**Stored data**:
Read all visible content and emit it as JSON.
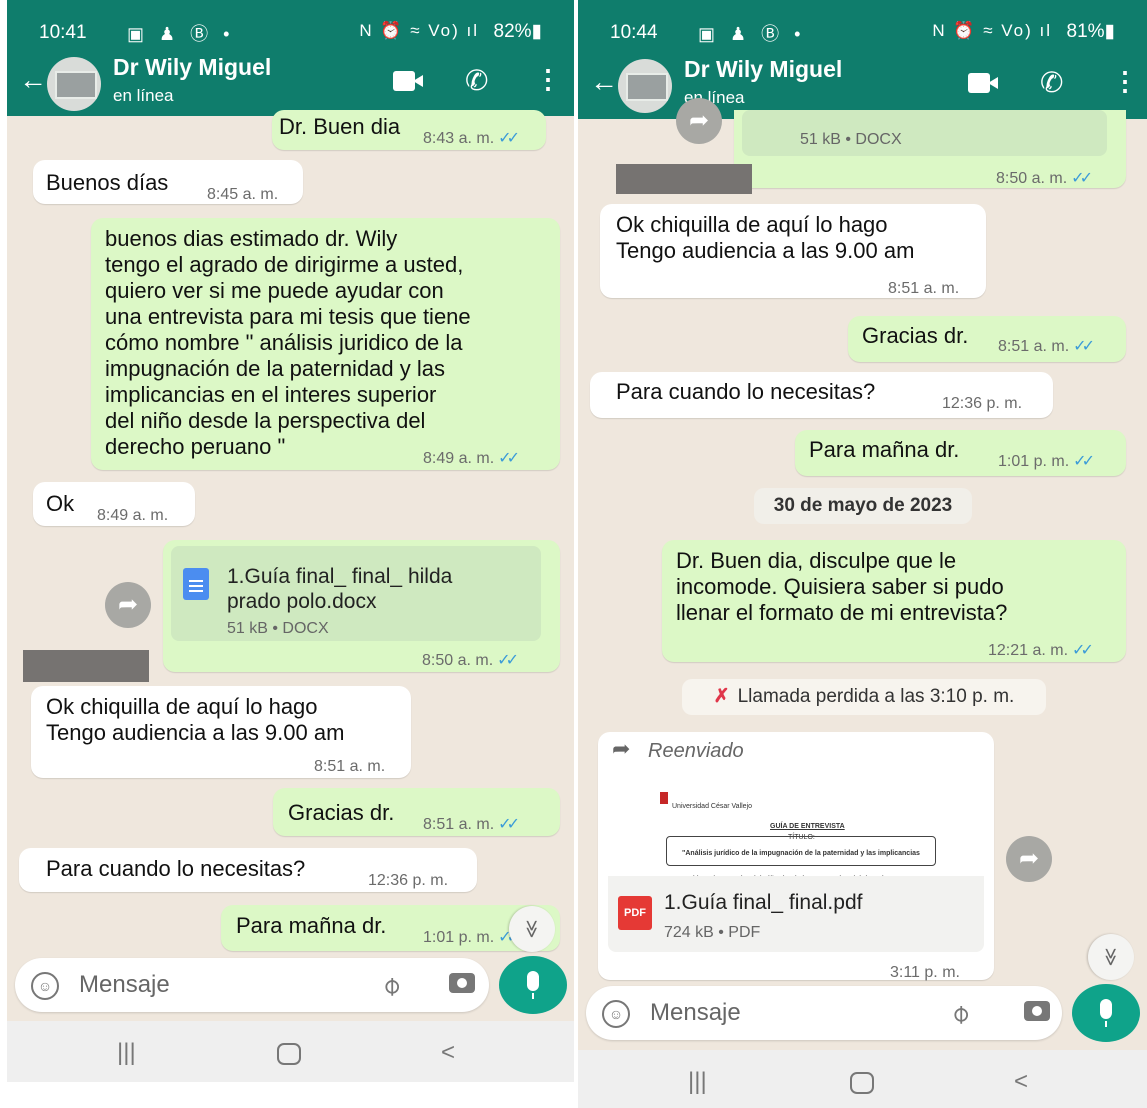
{
  "left": {
    "status": {
      "time": "10:41",
      "icons": "▣ ♟ Ⓑ •",
      "right_icons": "N ⏰ ≈ Vo) ıl",
      "battery": "82%▮"
    },
    "header": {
      "name": "Dr Wily Miguel",
      "status": "en línea"
    },
    "messages": [
      {
        "text": "Dr. Buen dia",
        "time": "8:43 a. m."
      },
      {
        "text": "Buenos días",
        "time": "8:45 a. m."
      },
      {
        "text": "buenos dias estimado dr. Wily\ntengo el agrado de dirigirme a usted,\nquiero  ver si me puede ayudar con\nuna entrevista para mi tesis que tiene\ncómo nombre \" análisis juridico de la\nimpugnación de la paternidad y las\nimplicancias en el interes superior\ndel niño  desde la perspectiva del\nderecho peruano \"",
        "time": "8:49 a. m."
      },
      {
        "text": "Ok",
        "time": "8:49 a. m."
      },
      {
        "doc_name": "1.Guía final_ final_ hilda\nprado polo.docx",
        "doc_meta": "51 kB • DOCX",
        "time": "8:50 a. m."
      },
      {
        "text": "Ok chiquilla de aquí lo hago\nTengo audiencia a las 9.00 am",
        "time": "8:51 a. m."
      },
      {
        "text": "Gracias dr.",
        "time": "8:51 a. m."
      },
      {
        "text": "Para cuando lo necesitas?",
        "time": "12:36 p. m."
      },
      {
        "text": "Para mañna dr.",
        "time": "1:01 p. m."
      }
    ],
    "input": {
      "placeholder": "Mensaje"
    }
  },
  "right": {
    "status": {
      "time": "10:44",
      "icons": "▣ ♟ Ⓑ •",
      "right_icons": "N ⏰ ≈ Vo) ıl",
      "battery": "81%▮"
    },
    "header": {
      "name": "Dr Wily Miguel",
      "status": "en línea"
    },
    "messages": [
      {
        "doc_meta": "51 kB • DOCX",
        "time": "8:50 a. m."
      },
      {
        "text": "Ok chiquilla de aquí lo hago\nTengo audiencia a las 9.00 am",
        "time": "8:51 a. m."
      },
      {
        "text": "Gracias dr.",
        "time": "8:51 a. m."
      },
      {
        "text": "Para cuando lo necesitas?",
        "time": "12:36 p. m."
      },
      {
        "text": "Para mañna dr.",
        "time": "1:01 p. m."
      },
      {
        "date": "30 de mayo de 2023"
      },
      {
        "text": "Dr. Buen dia, disculpe que le\nincomode. Quisiera saber si pudo\nllenar el formato de mi entrevista?",
        "time": "12:21 a. m."
      },
      {
        "call": "Llamada perdida a las 3:10 p. m."
      },
      {
        "forwarded": "Reenviado",
        "preview_org": "Universidad César Vallejo",
        "preview_title": "GUÍA DE ENTREVISTA",
        "preview_sub": "TÍTULO:",
        "preview_body": "\"Análisis jurídico de la impugnación de la paternidad y las implicancias\nen el interés superior del niño desde la perspectiva del derecho peruano\"",
        "preview_foot": "I.  Datos generales:",
        "pdf_badge": "PDF",
        "doc_name": "1.Guía final_ final.pdf",
        "doc_meta": "724 kB • PDF",
        "time": "3:11 p. m."
      }
    ],
    "input": {
      "placeholder": "Mensaje"
    }
  },
  "glyphs": {
    "back": "←",
    "phone": "✆",
    "menu": "⋮",
    "share": "➦",
    "scroll": "≫",
    "emoji": "☺",
    "attach": "⌀",
    "recent": "|||",
    "nav_back": "<",
    "ticks": "✓✓",
    "call_missed": "✗",
    "forward": "➦"
  }
}
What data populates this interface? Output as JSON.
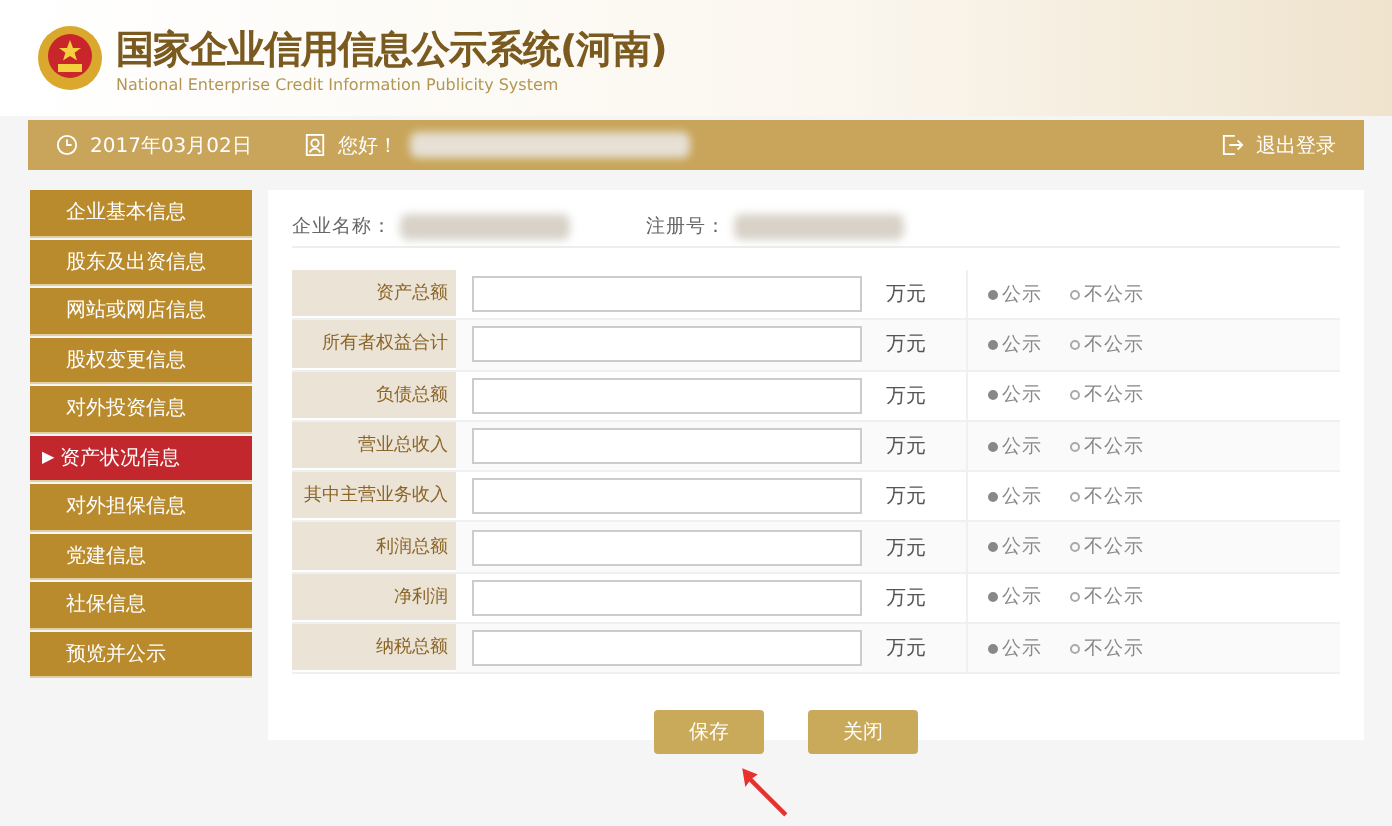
{
  "header": {
    "title": "国家企业信用信息公示系统(河南)",
    "subtitle": "National Enterprise Credit Information Publicity System"
  },
  "top_bar": {
    "date": "2017年03月02日",
    "greeting": "您好！",
    "logout": "退出登录"
  },
  "sidebar": {
    "items": [
      {
        "label": "企业基本信息",
        "selected": false
      },
      {
        "label": "股东及出资信息",
        "selected": false
      },
      {
        "label": "网站或网店信息",
        "selected": false
      },
      {
        "label": "股权变更信息",
        "selected": false
      },
      {
        "label": "对外投资信息",
        "selected": false
      },
      {
        "label": "资产状况信息",
        "selected": true,
        "marker": "▶"
      },
      {
        "label": "对外担保信息",
        "selected": false
      },
      {
        "label": "党建信息",
        "selected": false
      },
      {
        "label": "社保信息",
        "selected": false
      },
      {
        "label": "预览并公示",
        "selected": false
      }
    ]
  },
  "info": {
    "company_label": "企业名称：",
    "reg_label": "注册号："
  },
  "form": {
    "rows": [
      {
        "label": "资产总额",
        "unit": "万元",
        "options": [
          {
            "label": "公示",
            "selected": true
          },
          {
            "label": "不公示",
            "selected": false
          }
        ]
      },
      {
        "label": "所有者权益合计",
        "unit": "万元",
        "options": [
          {
            "label": "公示",
            "selected": true
          },
          {
            "label": "不公示",
            "selected": false
          }
        ]
      },
      {
        "label": "负债总额",
        "unit": "万元",
        "options": [
          {
            "label": "公示",
            "selected": true
          },
          {
            "label": "不公示",
            "selected": false
          }
        ]
      },
      {
        "label": "营业总收入",
        "unit": "万元",
        "options": [
          {
            "label": "公示",
            "selected": true
          },
          {
            "label": "不公示",
            "selected": false
          }
        ]
      },
      {
        "label": "其中主营业务收入",
        "unit": "万元",
        "options": [
          {
            "label": "公示",
            "selected": true
          },
          {
            "label": "不公示",
            "selected": false
          }
        ]
      },
      {
        "label": "利润总额",
        "unit": "万元",
        "options": [
          {
            "label": "公示",
            "selected": true
          },
          {
            "label": "不公示",
            "selected": false
          }
        ]
      },
      {
        "label": "净利润",
        "unit": "万元",
        "options": [
          {
            "label": "公示",
            "selected": true
          },
          {
            "label": "不公示",
            "selected": false
          }
        ]
      },
      {
        "label": "纳税总额",
        "unit": "万元",
        "options": [
          {
            "label": "公示",
            "selected": true
          },
          {
            "label": "不公示",
            "selected": false
          }
        ]
      }
    ]
  },
  "buttons": [
    {
      "label": "保存"
    },
    {
      "label": "关闭"
    }
  ]
}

**Given exercise**:
Give only the number of lines in the data that hold the word "desde".

**Finished task**:
2